(Records for this task):
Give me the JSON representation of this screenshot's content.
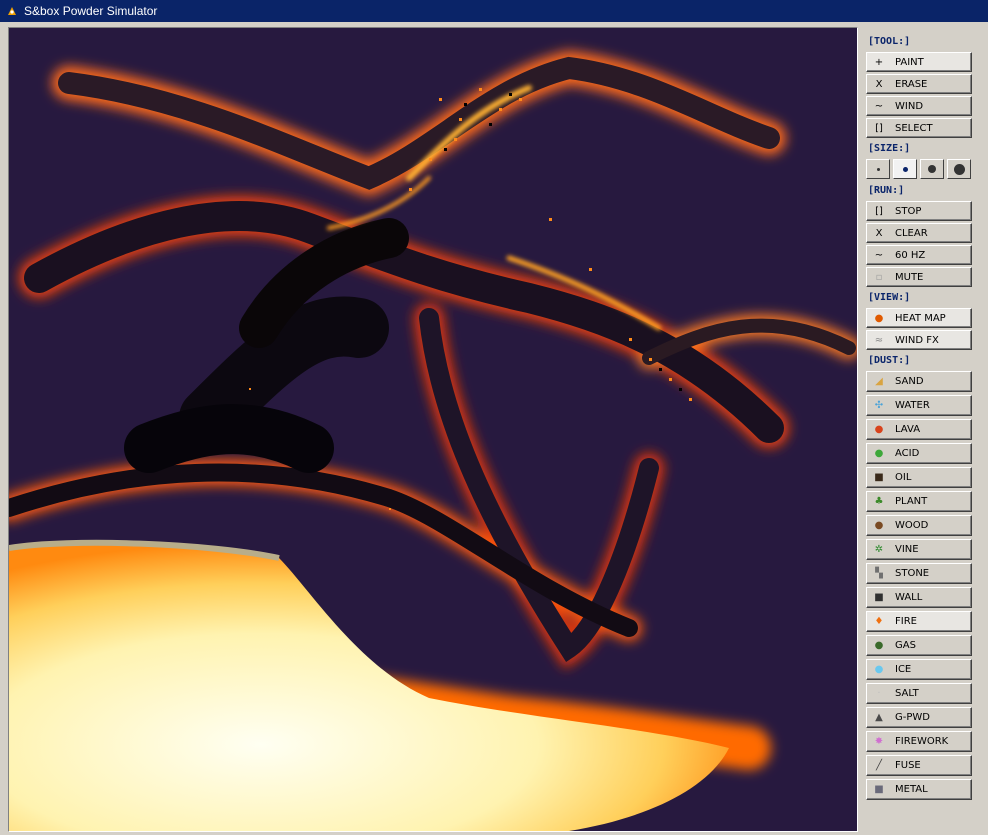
{
  "window": {
    "title": "S&box Powder Simulator"
  },
  "colors": {
    "titlebar": "#0a2468",
    "header": "#0a246a",
    "background": "#27193f",
    "hot": "#fffde0",
    "glow": "#ff6a00"
  },
  "panel": {
    "tool": {
      "header": "[TOOL:]",
      "items": [
        {
          "label": "PAINT",
          "icon": "+",
          "icon_name": "plus-icon",
          "active": true
        },
        {
          "label": "ERASE",
          "icon": "X",
          "icon_name": "x-icon",
          "active": false
        },
        {
          "label": "WIND",
          "icon": "~",
          "icon_name": "wave-icon",
          "active": false
        },
        {
          "label": "SELECT",
          "icon": "[]",
          "icon_name": "bracket-icon",
          "active": false
        }
      ]
    },
    "size": {
      "header": "[SIZE:]",
      "selected_index": 1
    },
    "run": {
      "header": "[RUN:]",
      "items": [
        {
          "label": "STOP",
          "icon": "[]",
          "icon_name": "stop-icon"
        },
        {
          "label": "CLEAR",
          "icon": "X",
          "icon_name": "x-icon"
        },
        {
          "label": "60 HZ",
          "icon": "~",
          "icon_name": "wave-icon"
        },
        {
          "label": "MUTE",
          "icon": "▫",
          "icon_name": "mute-icon"
        }
      ]
    },
    "view": {
      "header": "[VIEW:]",
      "items": [
        {
          "label": "HEAT MAP",
          "icon": "●",
          "icon_name": "flame-icon",
          "color": "#e05a00",
          "active": true
        },
        {
          "label": "WIND FX",
          "icon": "≈",
          "icon_name": "wind-icon",
          "color": "#8a8a8a",
          "active": true
        }
      ]
    },
    "dust": {
      "header": "[DUST:]",
      "items": [
        {
          "label": "SAND",
          "icon": "◢",
          "icon_name": "sand-icon",
          "color": "#d9a441"
        },
        {
          "label": "WATER",
          "icon": "✣",
          "icon_name": "water-icon",
          "color": "#4aa3d8"
        },
        {
          "label": "LAVA",
          "icon": "●",
          "icon_name": "lava-icon",
          "color": "#d8431c"
        },
        {
          "label": "ACID",
          "icon": "●",
          "icon_name": "acid-icon",
          "color": "#3ea83a"
        },
        {
          "label": "OIL",
          "icon": "■",
          "icon_name": "oil-icon",
          "color": "#3a2a1a"
        },
        {
          "label": "PLANT",
          "icon": "♣",
          "icon_name": "plant-icon",
          "color": "#3c8a2a"
        },
        {
          "label": "WOOD",
          "icon": "●",
          "icon_name": "wood-icon",
          "color": "#7a4a22"
        },
        {
          "label": "VINE",
          "icon": "✲",
          "icon_name": "vine-icon",
          "color": "#2f8a2f"
        },
        {
          "label": "STONE",
          "icon": "▚",
          "icon_name": "stone-icon",
          "color": "#707070"
        },
        {
          "label": "WALL",
          "icon": "■",
          "icon_name": "wall-icon",
          "color": "#303030"
        },
        {
          "label": "FIRE",
          "icon": "♦",
          "icon_name": "fire-icon",
          "color": "#f07010",
          "active": true
        },
        {
          "label": "GAS",
          "icon": "●",
          "icon_name": "gas-icon",
          "color": "#3a6a2a"
        },
        {
          "label": "ICE",
          "icon": "●",
          "icon_name": "ice-icon",
          "color": "#6ac8ee"
        },
        {
          "label": "SALT",
          "icon": "·",
          "icon_name": "salt-icon",
          "color": "#bfbfbf"
        },
        {
          "label": "G-PWD",
          "icon": "▲",
          "icon_name": "gunpowder-icon",
          "color": "#4a4a4a"
        },
        {
          "label": "FIREWORK",
          "icon": "✸",
          "icon_name": "firework-icon",
          "color": "#d070d0"
        },
        {
          "label": "FUSE",
          "icon": "╱",
          "icon_name": "fuse-icon",
          "color": "#404040"
        },
        {
          "label": "METAL",
          "icon": "■",
          "icon_name": "metal-icon",
          "color": "#6a6a7a"
        }
      ]
    }
  }
}
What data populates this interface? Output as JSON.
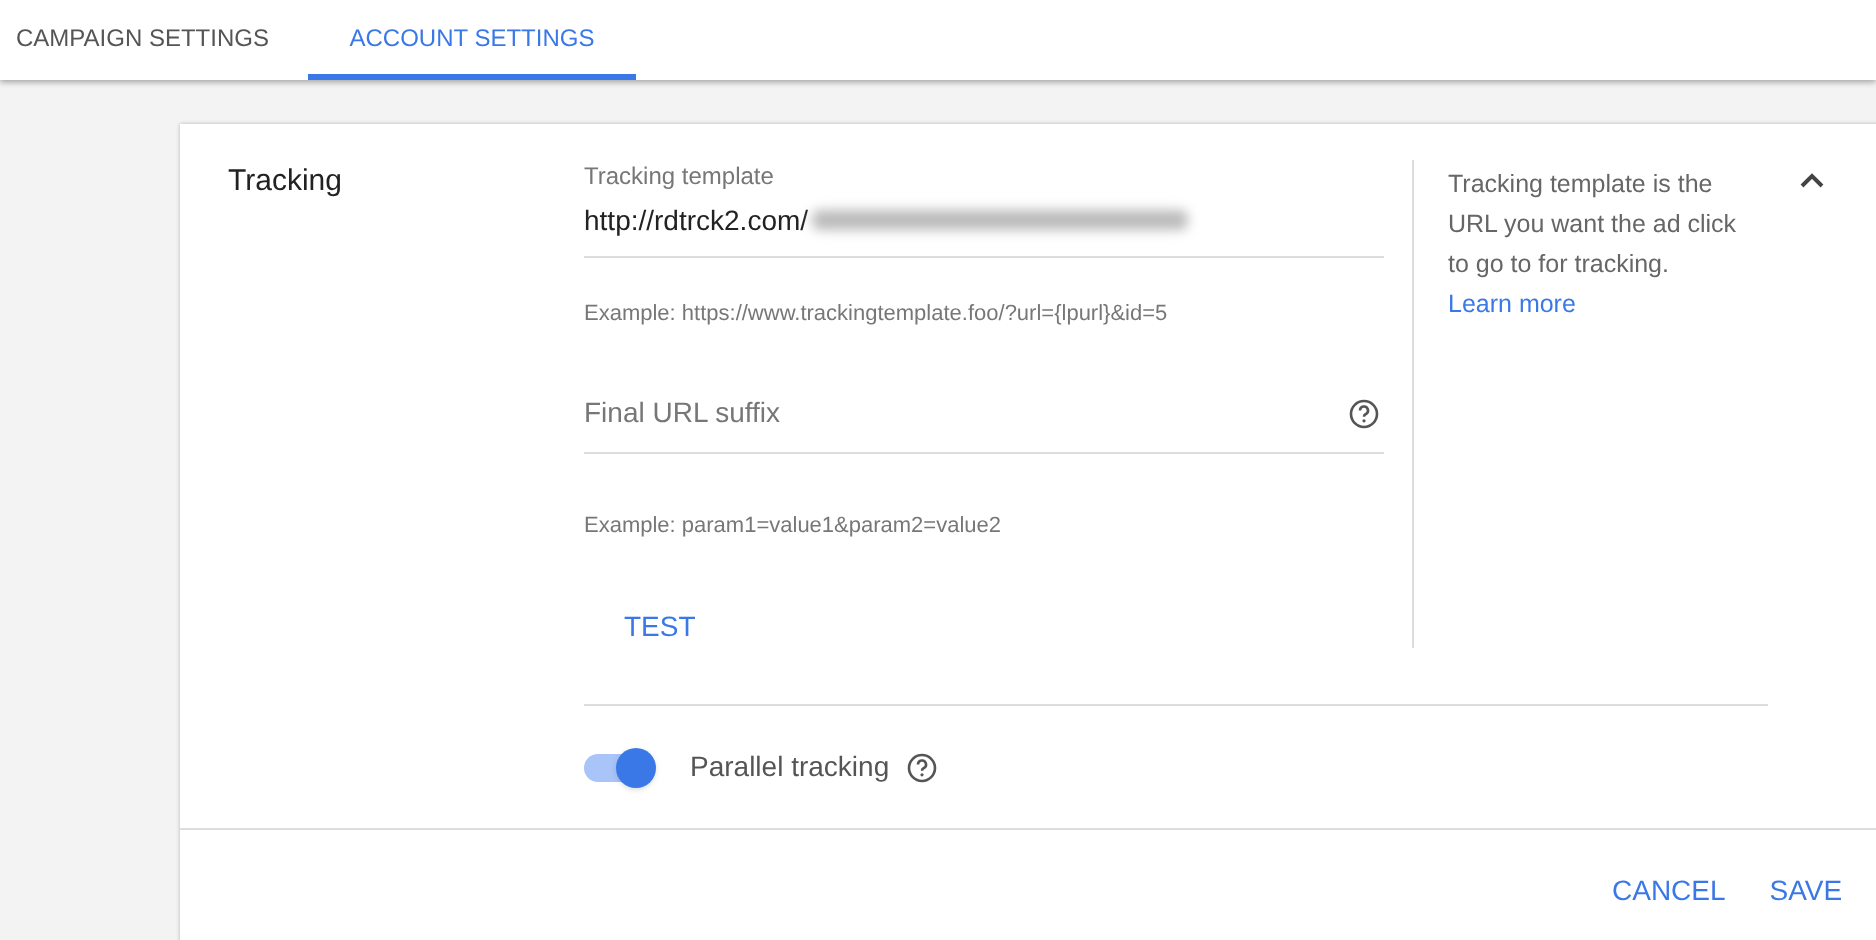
{
  "tabs": [
    {
      "label": "CAMPAIGN SETTINGS",
      "selected": false
    },
    {
      "label": "ACCOUNT SETTINGS",
      "selected": true
    }
  ],
  "section": {
    "title": "Tracking",
    "expanded": true,
    "fields": [
      {
        "label": "Tracking template",
        "value": "http://rdtrck2.com/",
        "hint": "Example: https://www.trackingtemplate.foo/?url={lpurl}&id=5"
      },
      {
        "placeholder": "Final URL suffix",
        "hint": "Example: param1=value1&param2=value2"
      }
    ],
    "test_button": "TEST",
    "help_text": "Tracking template is the URL you want the ad click to go to for tracking.",
    "help_link": "Learn more",
    "parallel_tracking": {
      "label": "Parallel tracking",
      "on": true
    }
  },
  "buttons": [
    "CANCEL",
    "SAVE"
  ]
}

(Exercise): Using the entries above, find all lines with "Example". Copy them.

(Expected answer):
        "hint": "Example: https://www.trackingtemplate.foo/?url={lpurl}&id=5"
        "hint": "Example: param1=value1&param2=value2"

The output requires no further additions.